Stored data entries
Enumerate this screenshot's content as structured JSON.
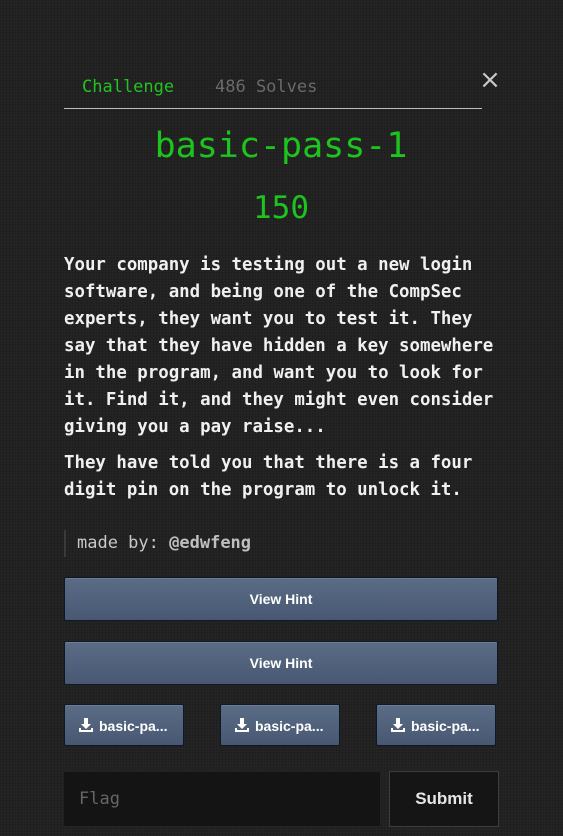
{
  "tabs": {
    "challenge_label": "Challenge",
    "solves_label": "486 Solves"
  },
  "close_icon": "×",
  "challenge": {
    "name": "basic-pass-1",
    "value": "150",
    "description": [
      "Your company is testing out a new login software, and being one of the CompSec experts, they want you to test it. They say that they have hidden a key somewhere in the program, and want you to look for it. Find it, and they might even consider giving you a pay raise...",
      "They have told you that there is a four digit pin on the program to unlock it."
    ],
    "author_prefix": "made by:",
    "author_handle": "@edwfeng"
  },
  "hints": [
    {
      "label": "View Hint"
    },
    {
      "label": "View Hint"
    }
  ],
  "files": [
    {
      "label": "basic-pa...",
      "icon": "download-icon"
    },
    {
      "label": "basic-pa...",
      "icon": "download-icon"
    },
    {
      "label": "basic-pa...",
      "icon": "download-icon"
    }
  ],
  "flag_form": {
    "placeholder": "Flag",
    "value": "",
    "submit_label": "Submit"
  },
  "colors": {
    "accent_green": "#1ec41e",
    "button_blue": "#50607a",
    "background": "#222222"
  }
}
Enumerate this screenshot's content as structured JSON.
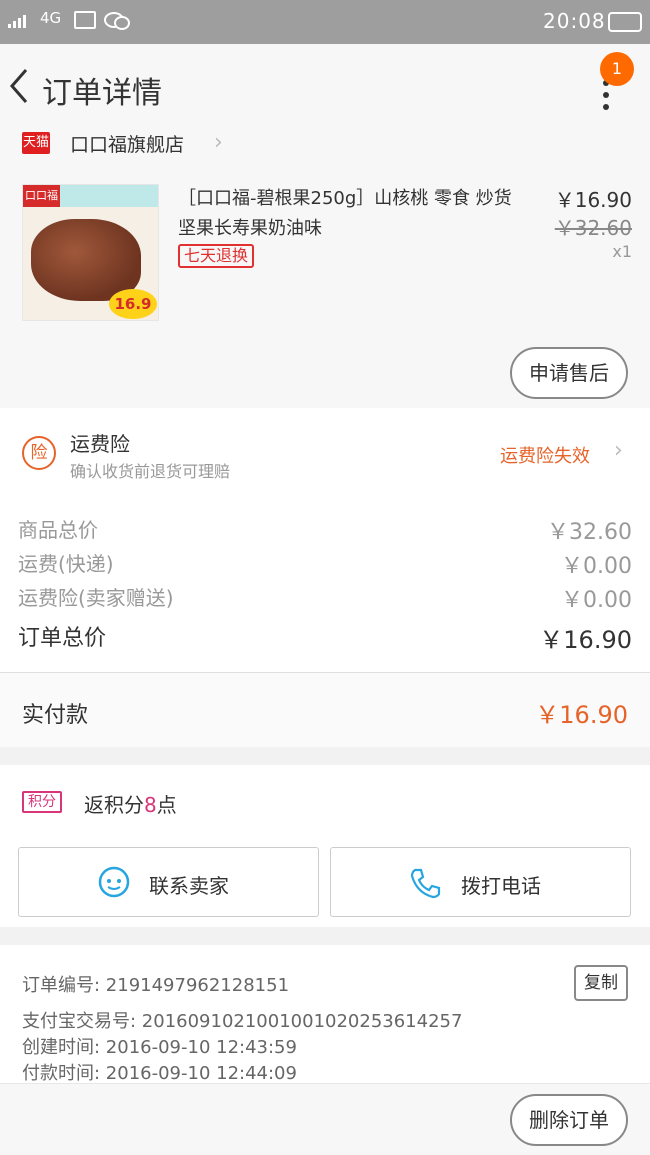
{
  "status_bar": {
    "network": "4G",
    "time": "20:08"
  },
  "nav": {
    "title": "订单详情",
    "badge_count": "1"
  },
  "shop": {
    "name": "口口福旗舰店",
    "platform_badge": "天猫"
  },
  "product": {
    "title": "［口口福-碧根果250g］山核桃 零食 炒货坚果长寿果奶油味",
    "refund_tag": "七天退换",
    "price": "￥16.90",
    "original_price": "￥32.60",
    "quantity": "x1",
    "thumb_brand": "口口福",
    "thumb_price": "16.9",
    "after_sale_label": "申请售后"
  },
  "insurance": {
    "icon_text": "险",
    "title": "运费险",
    "subtitle": "确认收货前退货可理赔",
    "status": "运费险失效"
  },
  "costs": [
    {
      "label": "商品总价",
      "value": "￥32.60"
    },
    {
      "label": "运费(快递)",
      "value": "￥0.00"
    },
    {
      "label": "运费险(卖家赠送)",
      "value": "￥0.00"
    },
    {
      "label": "订单总价",
      "value": "￥16.90"
    }
  ],
  "paid": {
    "label": "实付款",
    "value": "￥16.90"
  },
  "points": {
    "badge": "积分",
    "prefix": "返积分",
    "amount": "8",
    "suffix": "点"
  },
  "actions": {
    "contact_seller": "联系卖家",
    "call_phone": "拨打电话"
  },
  "order_info": {
    "order_no": "订单编号: 2191497962128151",
    "alipay_no": "支付宝交易号: 2016091021001001020253614257",
    "created": "创建时间: 2016-09-10 12:43:59",
    "paid_time": "付款时间: 2016-09-10 12:44:09",
    "copy_label": "复制"
  },
  "bottom": {
    "delete_label": "删除订单"
  },
  "colors": {
    "accent": "#e6632a",
    "points": "#d8357a",
    "refund": "#e03030"
  }
}
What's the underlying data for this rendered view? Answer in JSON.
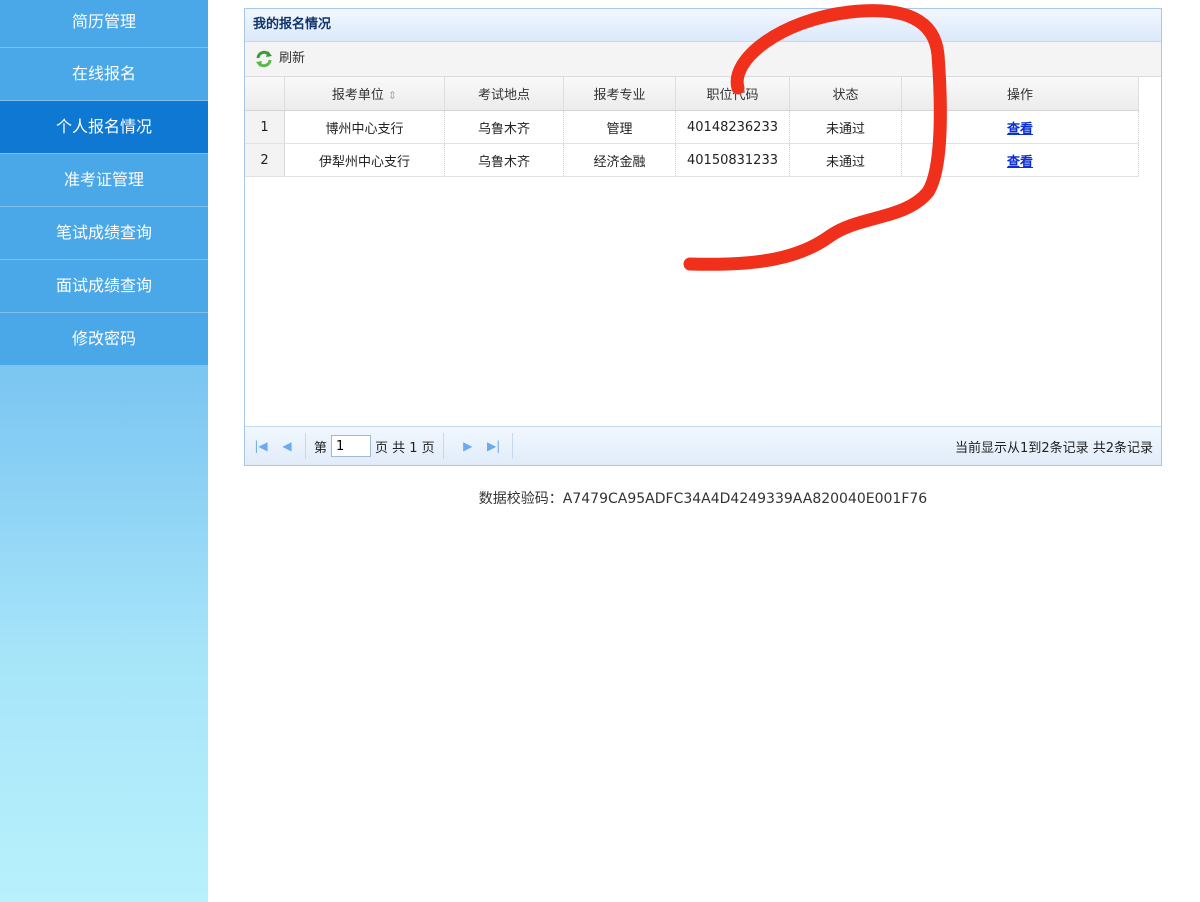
{
  "sidebar": {
    "items": [
      {
        "label": "简历管理"
      },
      {
        "label": "在线报名"
      },
      {
        "label": "个人报名情况"
      },
      {
        "label": "准考证管理"
      },
      {
        "label": "笔试成绩查询"
      },
      {
        "label": "面试成绩查询"
      },
      {
        "label": "修改密码"
      }
    ]
  },
  "panel": {
    "title": "我的报名情况",
    "refresh_label": "刷新"
  },
  "table": {
    "columns": [
      "报考单位",
      "考试地点",
      "报考专业",
      "职位代码",
      "状态",
      "操作"
    ],
    "rows": [
      {
        "num": "1",
        "unit": "博州中心支行",
        "location": "乌鲁木齐",
        "major": "管理",
        "code": "40148236233",
        "status": "未通过",
        "action": "查看"
      },
      {
        "num": "2",
        "unit": "伊犁州中心支行",
        "location": "乌鲁木齐",
        "major": "经济金融",
        "code": "40150831233",
        "status": "未通过",
        "action": "查看"
      }
    ]
  },
  "pager": {
    "page_prefix": "第",
    "page_value": "1",
    "page_suffix": "页 共 1 页",
    "info": "当前显示从1到2条记录 共2条记录"
  },
  "footer": {
    "checksum": "数据校验码：A7479CA95ADFC34A4D4249339AA820040E001F76"
  },
  "colors": {
    "sidebar_item": "#4aa7e8",
    "sidebar_active": "#0f78d2",
    "link": "#0c2fd1",
    "annotation": "#f0301a"
  }
}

[What you need to do]
Show every line above in which the word "have" occurs.

[Exercise answer]
      "Your company is testing out a new login software, and being one of the CompSec experts, they want you to test it. They say that they have hidden a key somewhere in the program, and want you to look for it. Find it, and they might even consider giving you a pay raise...",
      "They have told you that there is a four digit pin on the program to unlock it."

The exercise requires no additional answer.